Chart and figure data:

::::::::

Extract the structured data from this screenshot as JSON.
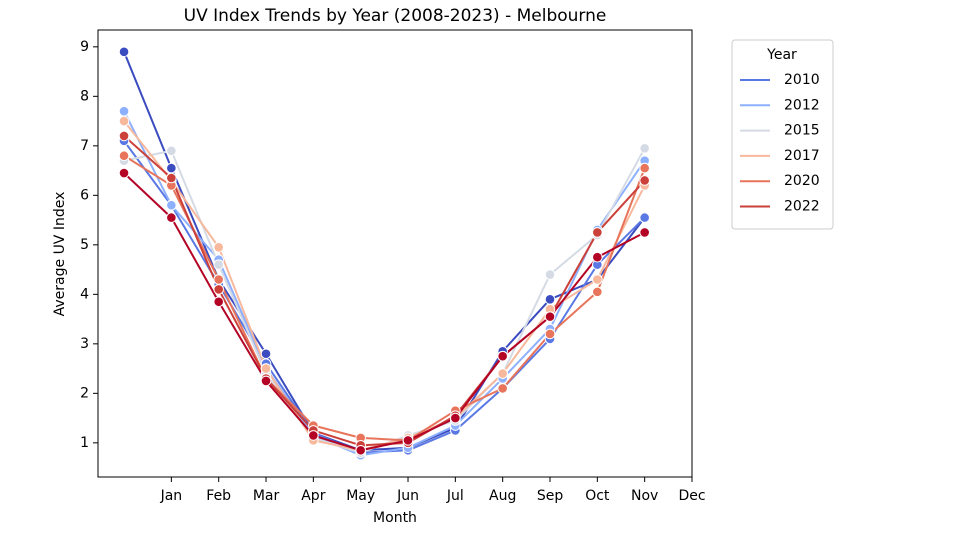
{
  "chart_data": {
    "type": "line",
    "title": "UV Index Trends by Year (2008-2023) - Melbourne",
    "x_label": "Month",
    "y_label": "Average UV Index",
    "x": [
      0,
      1,
      2,
      3,
      4,
      5,
      6,
      7,
      8,
      9,
      10,
      11
    ],
    "xlim": [
      -0.55,
      12
    ],
    "xticks": [
      {
        "value": 1,
        "label": "Jan"
      },
      {
        "value": 2,
        "label": "Feb"
      },
      {
        "value": 3,
        "label": "Mar"
      },
      {
        "value": 4,
        "label": "Apr"
      },
      {
        "value": 5,
        "label": "May"
      },
      {
        "value": 6,
        "label": "Jun"
      },
      {
        "value": 7,
        "label": "Jul"
      },
      {
        "value": 8,
        "label": "Aug"
      },
      {
        "value": 9,
        "label": "Sep"
      },
      {
        "value": 10,
        "label": "Oct"
      },
      {
        "value": 11,
        "label": "Nov"
      },
      {
        "value": 12,
        "label": "Dec"
      }
    ],
    "ylim": [
      0.31,
      9.34
    ],
    "yticks": [
      1,
      2,
      3,
      4,
      5,
      6,
      7,
      8,
      9
    ],
    "legend_title": "Year",
    "legend_position": "outside-upper-right",
    "series": [
      {
        "color": "#3b4cc0",
        "values": [
          8.9,
          6.55,
          4.3,
          2.8,
          1.2,
          0.85,
          0.9,
          1.3,
          2.85,
          3.9,
          4.3,
          5.55
        ]
      },
      {
        "name": "2010",
        "color": "#5a78e4",
        "values": [
          7.1,
          5.8,
          4.2,
          2.6,
          1.2,
          0.8,
          0.85,
          1.25,
          2.1,
          3.1,
          4.6,
          5.55
        ]
      },
      {
        "name": "2012",
        "color": "#8db0fe",
        "values": [
          7.7,
          5.8,
          4.7,
          2.5,
          1.15,
          0.75,
          0.9,
          1.35,
          2.3,
          3.3,
          5.3,
          6.7
        ]
      },
      {
        "name": "2015",
        "color": "#d5dbe5",
        "values": [
          6.7,
          6.9,
          4.6,
          2.4,
          1.1,
          0.8,
          1.15,
          1.45,
          2.4,
          4.4,
          5.2,
          6.95
        ]
      },
      {
        "name": "2017",
        "color": "#f7b89c",
        "values": [
          7.5,
          6.3,
          4.95,
          2.5,
          1.05,
          0.85,
          1.1,
          1.5,
          2.4,
          3.7,
          4.3,
          6.2
        ]
      },
      {
        "name": "2020",
        "color": "#e7745b",
        "values": [
          6.8,
          6.2,
          4.3,
          2.3,
          1.35,
          1.1,
          1.05,
          1.65,
          2.1,
          3.2,
          4.05,
          6.55
        ]
      },
      {
        "name": "2022",
        "color": "#cc403a",
        "values": [
          7.2,
          6.35,
          4.1,
          2.3,
          1.25,
          0.95,
          1.0,
          1.55,
          2.75,
          3.55,
          5.25,
          6.3
        ]
      },
      {
        "color": "#b40426",
        "values": [
          6.45,
          5.55,
          3.85,
          2.25,
          1.15,
          0.85,
          1.05,
          1.5,
          2.75,
          3.55,
          4.75,
          5.25
        ]
      }
    ]
  }
}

::::::::

In the records above, locate the lines holding the word "Year". Copy each of them.

    "title": "UV Index Trends by Year (2008-2023) - Melbourne",
    "legend_title": "Year",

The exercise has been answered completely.